WRITTEN PROBLEM 1:
According to the essay about Bombay, how many eunuchs lived together in the brothel in Kamathipura?

TEXT EXCERPT:

I hadn’t gone there to write a story this time. That afternoon I stepped out of a hotel room on the 14th floor in Lower Parel where I had been staying to attend the fashion week. Glamour, glitter, gossip and headaches. Each night that I found myself alone in my room, I looked out of the window. The sea stretched in the horizon. I saw Haji Ali’s shrine and was reminded of those who had once prayed with me at the shrine. So many times I had been in the city but never turned into these lanes. It is okay to disappear for sometime. At least I wasn’t guilty of the crime of forgetting. 

In 2012, I first went to Kamathipura with Gauri Sawant, a transgender who had adopted a little girl. She lived in Malvani suburb of Bombay. Over the next couple of years, I kept going to the brothel where eight eunuchs lived together. 

At the time, the redevelopment had just started. Towers were coming up. The beginning of the end of an era. I am not making a case for nostalgia. It would be a weak one in any case. 

Bombay is a city that eats up the sea. It is always hungry, forever looking to expand but sometimes, the sea surges forward in its fury. 

The waves crashing against the rocks…

The waves... they are unbound and strong and yet frustrate themselves trying to take over the city. 

The city, its buildings stand tall overlooking, assessing the waves.

The sea is never calm.

Maybe it takes from the city's throbbing energy. So full that it engulfs all that come into that ever-sprawling city, adding suburbs after suburbs to its expanse, claiming the sea, too.

Those who come to this city are to be consumed, taken away, swept away. The sea does not end. Nor does the ambition of land.

Inwards, it gobbles up what remains of the past. It is forever redeveloping, overwriting stories and histories. Kamathipura is almost bilocated. From its crumbling chawls, one can see the tall glass and steel structures almost piercing the clouds. But perhaps land-starved cities like Bombay must reclaim in order to go on.

DATA SUPPLIED:
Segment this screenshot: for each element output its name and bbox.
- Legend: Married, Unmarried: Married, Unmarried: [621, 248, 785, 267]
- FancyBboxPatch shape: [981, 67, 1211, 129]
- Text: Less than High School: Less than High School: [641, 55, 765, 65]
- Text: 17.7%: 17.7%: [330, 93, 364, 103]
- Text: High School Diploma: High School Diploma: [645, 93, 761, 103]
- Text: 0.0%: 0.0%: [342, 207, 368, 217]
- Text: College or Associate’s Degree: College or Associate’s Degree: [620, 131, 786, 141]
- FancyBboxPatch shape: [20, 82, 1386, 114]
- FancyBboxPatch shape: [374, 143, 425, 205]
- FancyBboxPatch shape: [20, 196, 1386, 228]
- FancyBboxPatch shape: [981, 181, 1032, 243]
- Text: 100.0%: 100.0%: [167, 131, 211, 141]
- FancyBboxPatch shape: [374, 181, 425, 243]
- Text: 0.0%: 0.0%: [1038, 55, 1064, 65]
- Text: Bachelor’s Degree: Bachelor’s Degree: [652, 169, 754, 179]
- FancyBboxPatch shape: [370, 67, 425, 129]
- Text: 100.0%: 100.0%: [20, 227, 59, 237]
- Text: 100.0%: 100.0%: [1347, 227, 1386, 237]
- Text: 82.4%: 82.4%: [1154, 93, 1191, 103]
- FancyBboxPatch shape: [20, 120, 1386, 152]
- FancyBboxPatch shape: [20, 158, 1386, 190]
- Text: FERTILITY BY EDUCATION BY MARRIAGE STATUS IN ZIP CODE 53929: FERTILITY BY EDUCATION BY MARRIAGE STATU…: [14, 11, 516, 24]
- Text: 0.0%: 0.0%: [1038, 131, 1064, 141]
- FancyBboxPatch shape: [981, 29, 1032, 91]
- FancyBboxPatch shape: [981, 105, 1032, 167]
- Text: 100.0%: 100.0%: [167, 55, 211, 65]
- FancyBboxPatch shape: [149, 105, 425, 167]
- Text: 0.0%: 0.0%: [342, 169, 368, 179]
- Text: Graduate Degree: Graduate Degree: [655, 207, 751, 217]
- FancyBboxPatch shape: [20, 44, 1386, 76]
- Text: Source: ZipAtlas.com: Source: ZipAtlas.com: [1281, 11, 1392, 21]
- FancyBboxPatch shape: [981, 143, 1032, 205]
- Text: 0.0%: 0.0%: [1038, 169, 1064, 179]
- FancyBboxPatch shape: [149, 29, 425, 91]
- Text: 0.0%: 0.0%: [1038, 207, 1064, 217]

WRITTEN PROBLEM 2:
Format the records as a numbered list, from their first line up to and including the line with "- FancyBboxPatch shape: [374, 143, 425, 205]", leaving out blank lines.

COMPLETE ANSWER 1:
Eight

COMPLETE ANSWER 2:
1. Segment this screenshot: for each element output its name and bbox.
2. - Legend: Married, Unmarried: Married, Unmarried: [621, 248, 785, 267]
3. - FancyBboxPatch shape: [981, 67, 1211, 129]
4. - Text: Less than High School: Less than High School: [641, 55, 765, 65]
5. - Text: 17.7%: 17.7%: [330, 93, 364, 103]
6. - Text: High School Diploma: High School Diploma: [645, 93, 761, 103]
7. - Text: 0.0%: 0.0%: [342, 207, 368, 217]
8. - Text: College or Associate’s Degree: College or Associate’s Degree: [620, 131, 786, 141]
9. - FancyBboxPatch shape: [20, 82, 1386, 114]
10. - FancyBboxPatch shape: [374, 143, 425, 205]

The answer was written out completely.